:: TASK BRIEF ::
Write out each line exactly as given. Leave the pictures out of your copy.
============
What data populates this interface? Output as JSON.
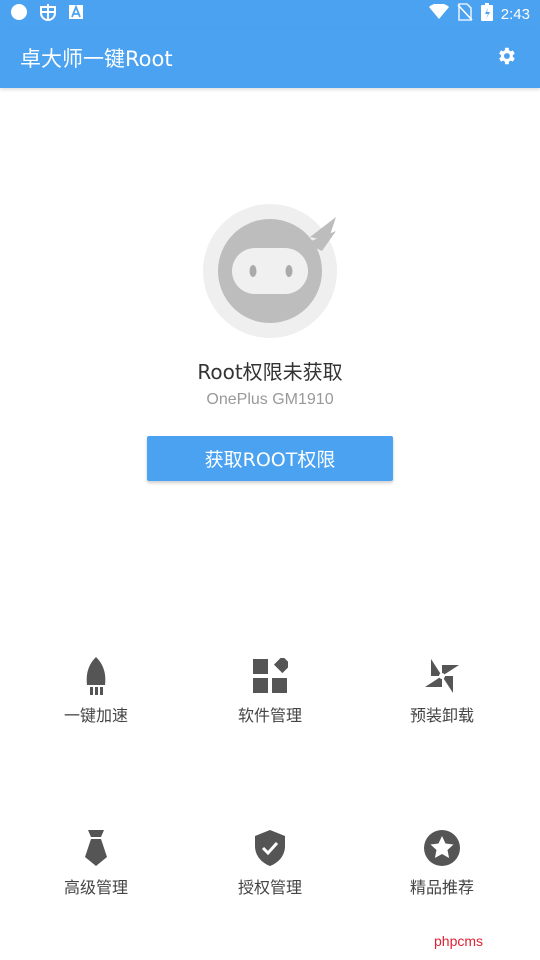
{
  "status_bar": {
    "time": "2:43",
    "icons": [
      "circle-icon",
      "bug-icon",
      "a-box-icon",
      "wifi-icon",
      "no-sim-icon",
      "battery-icon"
    ]
  },
  "app_bar": {
    "title": "卓大师一键Root",
    "settings_icon": "gear-icon"
  },
  "main": {
    "root_status": "Root权限未获取",
    "device_model": "OnePlus GM1910",
    "get_root_button": "获取ROOT权限"
  },
  "menu": {
    "items": [
      {
        "label": "一键加速",
        "icon": "rocket-icon"
      },
      {
        "label": "软件管理",
        "icon": "apps-grid-icon"
      },
      {
        "label": "预装卸载",
        "icon": "pinwheel-icon"
      },
      {
        "label": "高级管理",
        "icon": "tie-icon"
      },
      {
        "label": "授权管理",
        "icon": "shield-check-icon"
      },
      {
        "label": "精品推荐",
        "icon": "star-circle-icon"
      }
    ]
  },
  "watermark": "phpcms",
  "colors": {
    "primary": "#4aa2f0",
    "icon_gray": "#555555",
    "text_dark": "#333333",
    "text_light": "#999999"
  }
}
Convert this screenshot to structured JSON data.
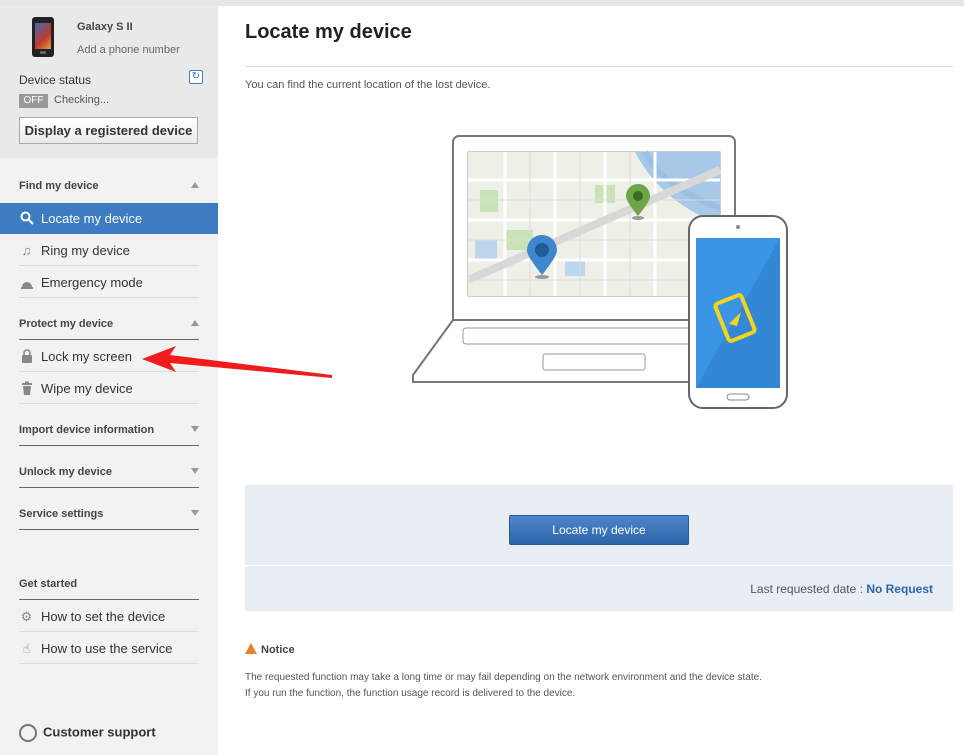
{
  "device": {
    "name": "Galaxy S II",
    "phone_link": "Add a phone number",
    "status_label": "Device status",
    "status_badge": "OFF",
    "status_text": "Checking...",
    "display_button": "Display a registered device"
  },
  "nav": {
    "find": {
      "heading": "Find my device",
      "items": [
        {
          "label": "Locate my device",
          "icon": "search-icon",
          "active": true
        },
        {
          "label": "Ring my device",
          "icon": "music-note-icon"
        },
        {
          "label": "Emergency mode",
          "icon": "emergency-icon"
        }
      ]
    },
    "protect": {
      "heading": "Protect my device",
      "items": [
        {
          "label": "Lock my screen",
          "icon": "lock-icon"
        },
        {
          "label": "Wipe my device",
          "icon": "trash-icon"
        }
      ]
    },
    "import_heading": "Import device information",
    "unlock_heading": "Unlock my device",
    "settings_heading": "Service settings",
    "get_started": {
      "heading": "Get started",
      "items": [
        {
          "label": "How to set the device",
          "icon": "gear-icon"
        },
        {
          "label": "How to use the service",
          "icon": "hand-pointer-icon"
        }
      ]
    },
    "support": "Customer support"
  },
  "main": {
    "title": "Locate my device",
    "intro": "You can find the current location of the lost device.",
    "locate_button": "Locate my device",
    "last_requested_label": "Last requested date :",
    "last_requested_value": "No Request",
    "notice_title": "Notice",
    "notice_line1": "The requested function may take a long time or may fail depending on the network environment and the device state.",
    "notice_line2": "If you run the function, the function usage record is delivered to the device."
  },
  "colors": {
    "accent": "#3e7cc2",
    "link": "#2e64a8",
    "annotation_arrow": "#ee1c1c"
  }
}
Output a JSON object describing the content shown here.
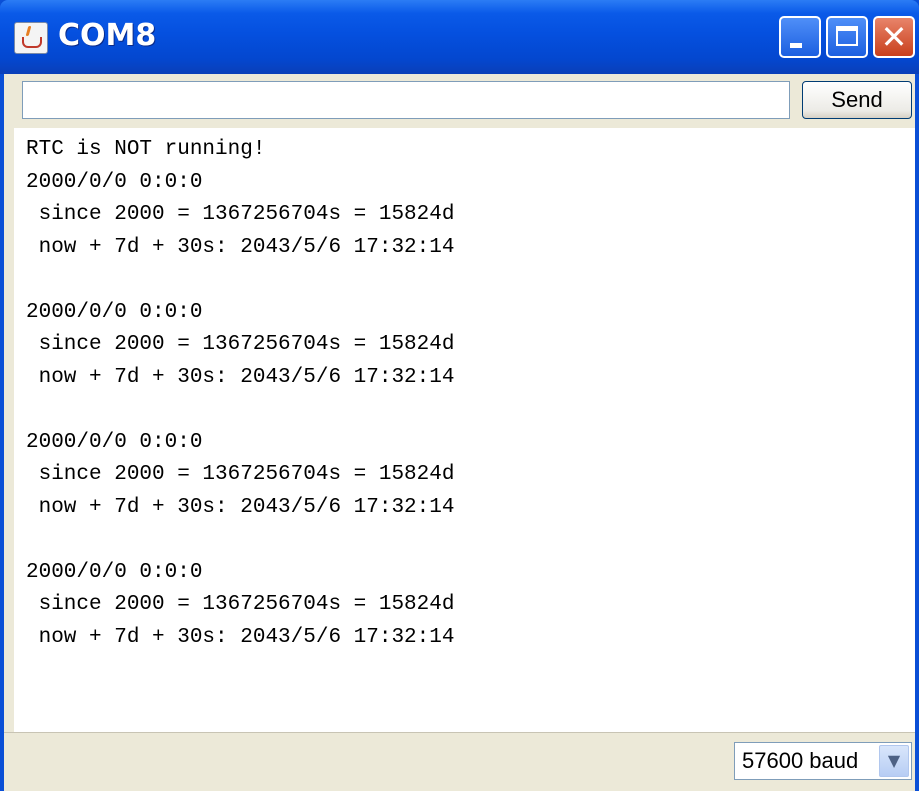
{
  "window": {
    "title": "COM8"
  },
  "toolbar": {
    "input_value": "",
    "send_label": "Send"
  },
  "output": {
    "lines": [
      "RTC is NOT running!",
      "2000/0/0 0:0:0",
      " since 2000 = 1367256704s = 15824d",
      " now + 7d + 30s: 2043/5/6 17:32:14",
      "",
      "2000/0/0 0:0:0",
      " since 2000 = 1367256704s = 15824d",
      " now + 7d + 30s: 2043/5/6 17:32:14",
      "",
      "2000/0/0 0:0:0",
      " since 2000 = 1367256704s = 15824d",
      " now + 7d + 30s: 2043/5/6 17:32:14",
      "",
      "2000/0/0 0:0:0",
      " since 2000 = 1367256704s = 15824d",
      " now + 7d + 30s: 2043/5/6 17:32:14"
    ]
  },
  "footer": {
    "baud_selected": "57600 baud"
  },
  "icons": {
    "app": "java-app-icon",
    "minimize": "minimize-icon",
    "maximize": "maximize-icon",
    "close": "close-icon",
    "dropdown": "chevron-down-icon"
  },
  "colors": {
    "titlebar": "#0550df",
    "close_button": "#c9401c",
    "client_bg": "#ece9d8"
  }
}
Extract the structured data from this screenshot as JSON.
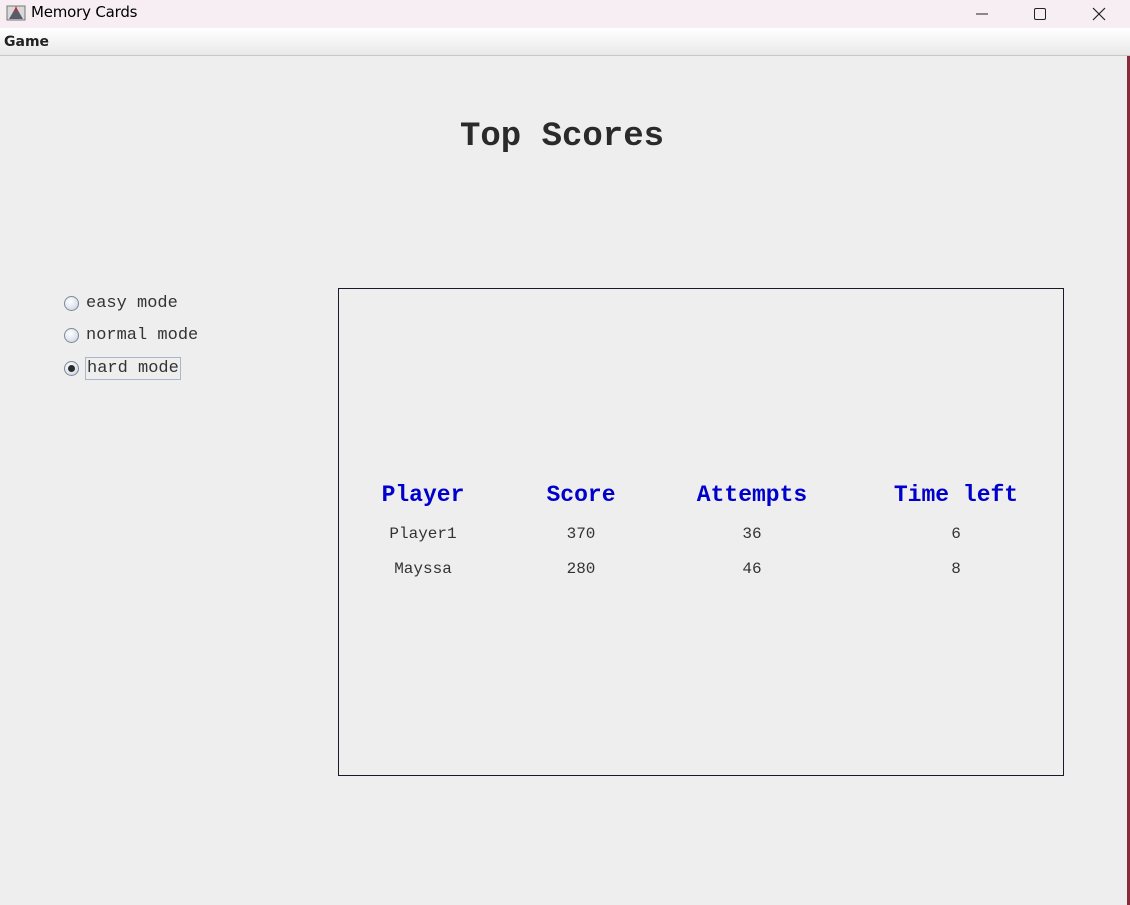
{
  "window": {
    "title": "Memory Cards"
  },
  "menu": {
    "game_label": "Game"
  },
  "page": {
    "title": "Top Scores"
  },
  "modes": [
    {
      "label": "easy mode",
      "selected": false
    },
    {
      "label": "normal mode",
      "selected": false
    },
    {
      "label": "hard mode",
      "selected": true
    }
  ],
  "scores": {
    "headers": [
      "Player",
      "Score",
      "Attempts",
      "Time left"
    ],
    "rows": [
      [
        "Player1",
        "370",
        "36",
        "6"
      ],
      [
        "Mayssa",
        "280",
        "46",
        "8"
      ]
    ]
  },
  "colors": {
    "header_text": "#0000cc",
    "background": "#eeeeee"
  }
}
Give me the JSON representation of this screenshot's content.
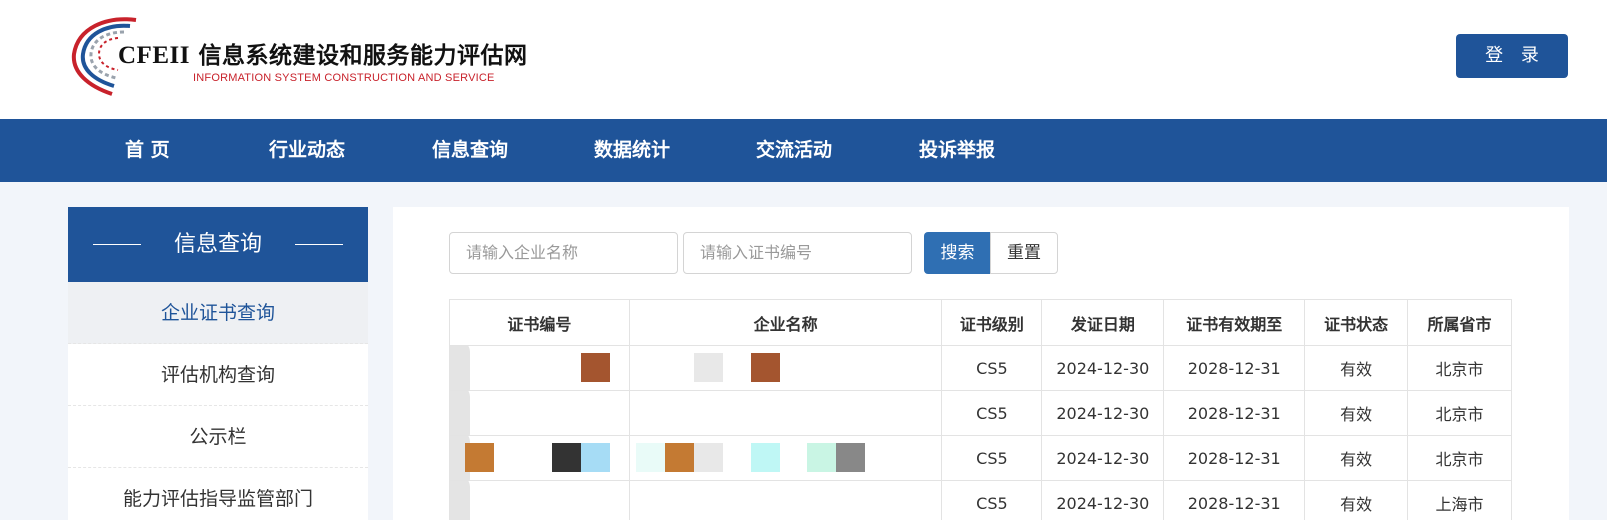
============
:: SOLVED PROBLEM ::
What data populates this interface? Output as JSON.
{
  "status_bar": {
    "time": "2:43",
    "icons": [
      "circle-icon",
      "bug-icon",
      "a-box-icon",
      "wifi-icon",
      "no-sim-icon",
      "battery-icon"
    ]
  },
  "app_bar": {
    "title": "卓大师一键Root",
    "settings_icon": "gear-icon"
  },
  "main": {
    "root_status": "Root权限未获取",
    "device_model": "OnePlus GM1910",
    "get_root_button": "获取ROOT权限"
  },
  "menu": {
    "items": [
      {
        "label": "一键加速",
        "icon": "rocket-icon"
      },
      {
        "label": "软件管理",
        "icon": "apps-grid-icon"
      },
      {
        "label": "预装卸载",
        "icon": "pinwheel-icon"
      },
      {
        "label": "高级管理",
        "icon": "tie-icon"
      },
      {
        "label": "授权管理",
        "icon": "shield-check-icon"
      },
      {
        "label": "精品推荐",
        "icon": "star-circle-icon"
      }
    ]
  },
  "watermark": "phpcms",
  "colors": {
    "primary": "#4aa2f0",
    "icon_gray": "#555555",
    "text_dark": "#333333",
    "text_light": "#999999"
  }
}
Convert this screenshot to structured JSON data.
{
  "device": {
    "name": "Galaxy S II",
    "phone_link": "Add a phone number",
    "status_label": "Device status",
    "status_badge": "OFF",
    "status_text": "Checking...",
    "display_button": "Display a registered device"
  },
  "nav": {
    "find": {
      "heading": "Find my device",
      "items": [
        {
          "label": "Locate my device",
          "icon": "search-icon",
          "active": true
        },
        {
          "label": "Ring my device",
          "icon": "music-note-icon"
        },
        {
          "label": "Emergency mode",
          "icon": "emergency-icon"
        }
      ]
    },
    "protect": {
      "heading": "Protect my device",
      "items": [
        {
          "label": "Lock my screen",
          "icon": "lock-icon"
        },
        {
          "label": "Wipe my device",
          "icon": "trash-icon"
        }
      ]
    },
    "import_heading": "Import device information",
    "unlock_heading": "Unlock my device",
    "settings_heading": "Service settings",
    "get_started": {
      "heading": "Get started",
      "items": [
        {
          "label": "How to set the device",
          "icon": "gear-icon"
        },
        {
          "label": "How to use the service",
          "icon": "hand-pointer-icon"
        }
      ]
    },
    "support": "Customer support"
  },
  "main": {
    "title": "Locate my device",
    "intro": "You can find the current location of the lost device.",
    "locate_button": "Locate my device",
    "last_requested_label": "Last requested date :",
    "last_requested_value": "No Request",
    "notice_title": "Notice",
    "notice_line1": "The requested function may take a long time or may fail depending on the network environment and the device state.",
    "notice_line2": "If you run the function, the function usage record is delivered to the device."
  },
  "colors": {
    "accent": "#3e7cc2",
    "link": "#2e64a8",
    "annotation_arrow": "#ee1c1c"
  }
}
Output a JSON object describing the content shown here.
{
  "window": {
    "title": "COM8"
  },
  "toolbar": {
    "input_value": "",
    "send_label": "Send"
  },
  "output": {
    "lines": [
      "RTC is NOT running!",
      "2000/0/0 0:0:0",
      " since 2000 = 1367256704s = 15824d",
      " now + 7d + 30s: 2043/5/6 17:32:14",
      "",
      "2000/0/0 0:0:0",
      " since 2000 = 1367256704s = 15824d",
      " now + 7d + 30s: 2043/5/6 17:32:14",
      "",
      "2000/0/0 0:0:0",
      " since 2000 = 1367256704s = 15824d",
      " now + 7d + 30s: 2043/5/6 17:32:14",
      "",
      "2000/0/0 0:0:0",
      " since 2000 = 1367256704s = 15824d",
      " now + 7d + 30s: 2043/5/6 17:32:14"
    ]
  },
  "footer": {
    "baud_selected": "57600 baud"
  },
  "icons": {
    "app": "java-app-icon",
    "minimize": "minimize-icon",
    "maximize": "maximize-icon",
    "close": "close-icon",
    "dropdown": "chevron-down-icon"
  },
  "colors": {
    "titlebar": "#0550df",
    "close_button": "#c9401c",
    "client_bg": "#ece9d8"
  }
}
Extract the structured data from this screenshot as JSON.
{
  "window": {
    "title": "Memory Cards"
  },
  "menu": {
    "game_label": "Game"
  },
  "page": {
    "title": "Top Scores"
  },
  "modes": [
    {
      "label": "easy mode",
      "selected": false
    },
    {
      "label": "normal mode",
      "selected": false
    },
    {
      "label": "hard mode",
      "selected": true
    }
  ],
  "scores": {
    "headers": [
      "Player",
      "Score",
      "Attempts",
      "Time left"
    ],
    "rows": [
      [
        "Player1",
        "370",
        "36",
        "6"
      ],
      [
        "Mayssa",
        "280",
        "46",
        "8"
      ]
    ]
  },
  "colors": {
    "header_text": "#0000cc",
    "background": "#eeeeee"
  }
}
Give me the JSON representation of this screenshot's content.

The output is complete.